===== Dataset rows

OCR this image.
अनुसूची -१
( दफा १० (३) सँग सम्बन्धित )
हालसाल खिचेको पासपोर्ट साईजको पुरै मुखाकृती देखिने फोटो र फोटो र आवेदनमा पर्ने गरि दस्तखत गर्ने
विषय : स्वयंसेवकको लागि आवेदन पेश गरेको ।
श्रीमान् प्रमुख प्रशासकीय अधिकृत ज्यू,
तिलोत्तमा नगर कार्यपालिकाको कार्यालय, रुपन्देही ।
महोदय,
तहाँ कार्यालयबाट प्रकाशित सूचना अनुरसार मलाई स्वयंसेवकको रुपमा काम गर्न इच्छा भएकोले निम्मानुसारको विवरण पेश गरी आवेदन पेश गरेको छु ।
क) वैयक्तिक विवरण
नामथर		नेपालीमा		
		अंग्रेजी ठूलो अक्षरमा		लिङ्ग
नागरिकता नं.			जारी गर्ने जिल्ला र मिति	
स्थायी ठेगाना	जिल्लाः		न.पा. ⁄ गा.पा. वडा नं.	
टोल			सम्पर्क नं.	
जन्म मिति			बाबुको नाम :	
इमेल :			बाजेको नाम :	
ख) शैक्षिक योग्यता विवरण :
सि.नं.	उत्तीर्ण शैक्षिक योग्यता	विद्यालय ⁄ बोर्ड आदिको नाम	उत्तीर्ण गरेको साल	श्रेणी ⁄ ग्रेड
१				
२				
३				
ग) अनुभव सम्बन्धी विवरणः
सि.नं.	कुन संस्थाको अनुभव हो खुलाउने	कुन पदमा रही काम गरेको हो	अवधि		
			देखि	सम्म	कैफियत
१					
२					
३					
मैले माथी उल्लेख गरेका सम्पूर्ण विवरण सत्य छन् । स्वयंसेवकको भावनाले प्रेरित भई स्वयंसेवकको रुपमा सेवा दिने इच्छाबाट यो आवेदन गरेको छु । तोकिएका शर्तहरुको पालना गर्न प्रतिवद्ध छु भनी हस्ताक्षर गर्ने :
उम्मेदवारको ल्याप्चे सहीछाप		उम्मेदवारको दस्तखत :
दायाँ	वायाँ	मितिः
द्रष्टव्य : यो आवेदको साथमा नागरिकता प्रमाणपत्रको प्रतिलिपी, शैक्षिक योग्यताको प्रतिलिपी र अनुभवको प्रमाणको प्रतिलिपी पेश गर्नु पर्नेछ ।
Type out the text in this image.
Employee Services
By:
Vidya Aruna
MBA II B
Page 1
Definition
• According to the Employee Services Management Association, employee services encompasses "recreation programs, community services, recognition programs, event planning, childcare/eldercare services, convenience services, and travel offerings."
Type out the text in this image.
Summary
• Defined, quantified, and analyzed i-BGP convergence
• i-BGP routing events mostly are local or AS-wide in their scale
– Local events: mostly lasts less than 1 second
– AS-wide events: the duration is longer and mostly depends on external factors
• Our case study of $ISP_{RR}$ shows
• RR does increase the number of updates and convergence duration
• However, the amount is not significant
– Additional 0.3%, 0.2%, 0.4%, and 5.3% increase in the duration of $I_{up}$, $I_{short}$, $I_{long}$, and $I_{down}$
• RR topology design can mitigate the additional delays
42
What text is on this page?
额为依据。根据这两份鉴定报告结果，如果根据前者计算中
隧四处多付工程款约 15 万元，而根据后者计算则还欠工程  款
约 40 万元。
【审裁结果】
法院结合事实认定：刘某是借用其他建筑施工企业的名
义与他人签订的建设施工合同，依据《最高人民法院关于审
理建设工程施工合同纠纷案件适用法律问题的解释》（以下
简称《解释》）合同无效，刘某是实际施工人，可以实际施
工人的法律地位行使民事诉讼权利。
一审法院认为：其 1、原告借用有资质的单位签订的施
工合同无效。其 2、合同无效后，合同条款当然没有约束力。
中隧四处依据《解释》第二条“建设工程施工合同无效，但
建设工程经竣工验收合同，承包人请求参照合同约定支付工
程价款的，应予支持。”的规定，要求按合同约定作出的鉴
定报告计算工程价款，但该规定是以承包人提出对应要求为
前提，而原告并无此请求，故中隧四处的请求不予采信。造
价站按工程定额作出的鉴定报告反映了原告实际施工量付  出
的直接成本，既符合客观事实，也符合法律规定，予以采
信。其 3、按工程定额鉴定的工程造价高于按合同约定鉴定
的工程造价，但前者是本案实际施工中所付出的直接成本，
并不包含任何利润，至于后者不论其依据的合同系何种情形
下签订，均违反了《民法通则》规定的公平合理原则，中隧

==========

Note each line of the entries that has "events" in it, and copy those lines.

• i-BGP routing events mostly are local or AS-wide in their scale
– Local events: mostly lasts less than 1 second
– AS-wide events: the duration is longer and mostly depends on external factors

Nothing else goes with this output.